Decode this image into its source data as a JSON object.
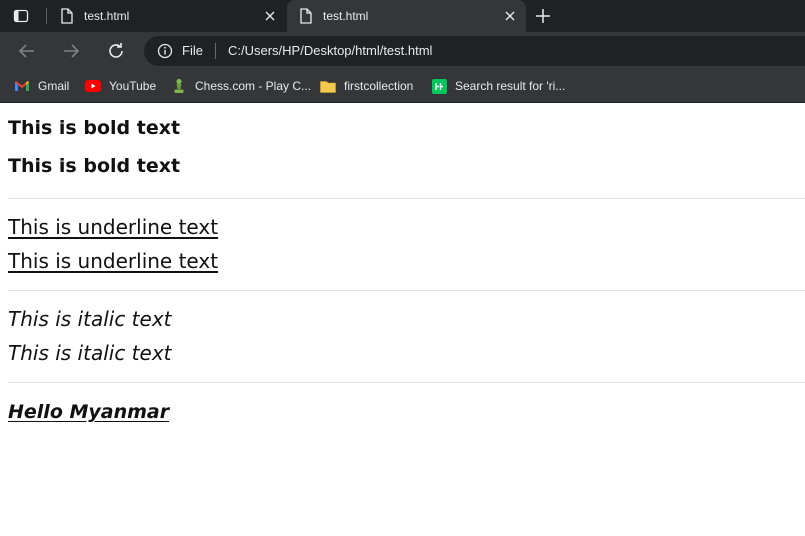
{
  "tabs": [
    {
      "title": "test.html",
      "active": false
    },
    {
      "title": "test.html",
      "active": true
    }
  ],
  "address": {
    "scheme_label": "File",
    "url": "C:/Users/HP/Desktop/html/test.html"
  },
  "bookmarks": [
    {
      "label": "Gmail",
      "icon": "gmail-icon"
    },
    {
      "label": "YouTube",
      "icon": "youtube-icon"
    },
    {
      "label": "Chess.com - Play C...",
      "icon": "chess-icon"
    },
    {
      "label": "firstcollection",
      "icon": "folder-icon"
    },
    {
      "label": "Search result for 'ri...",
      "icon": "search-result-icon"
    }
  ],
  "page": {
    "bold": [
      "This is bold text",
      "This is bold text"
    ],
    "underline": [
      "This is underline text",
      "This is underline text"
    ],
    "italic": [
      "This is italic text",
      "This is italic text"
    ],
    "combo": "Hello Myanmar"
  },
  "colors": {
    "chrome_dark": "#202124",
    "chrome_toolbar": "#35363a",
    "youtube_red": "#ff0000",
    "folder_yellow": "#f2c94c"
  }
}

┄┄┄┄┄┄

--- WHAT NEEDS TO BE DONE ---
Some lines of the data above may hold the word "result"; report how many do, and nothing else.

--- EXERCISE OUTPUT ---
2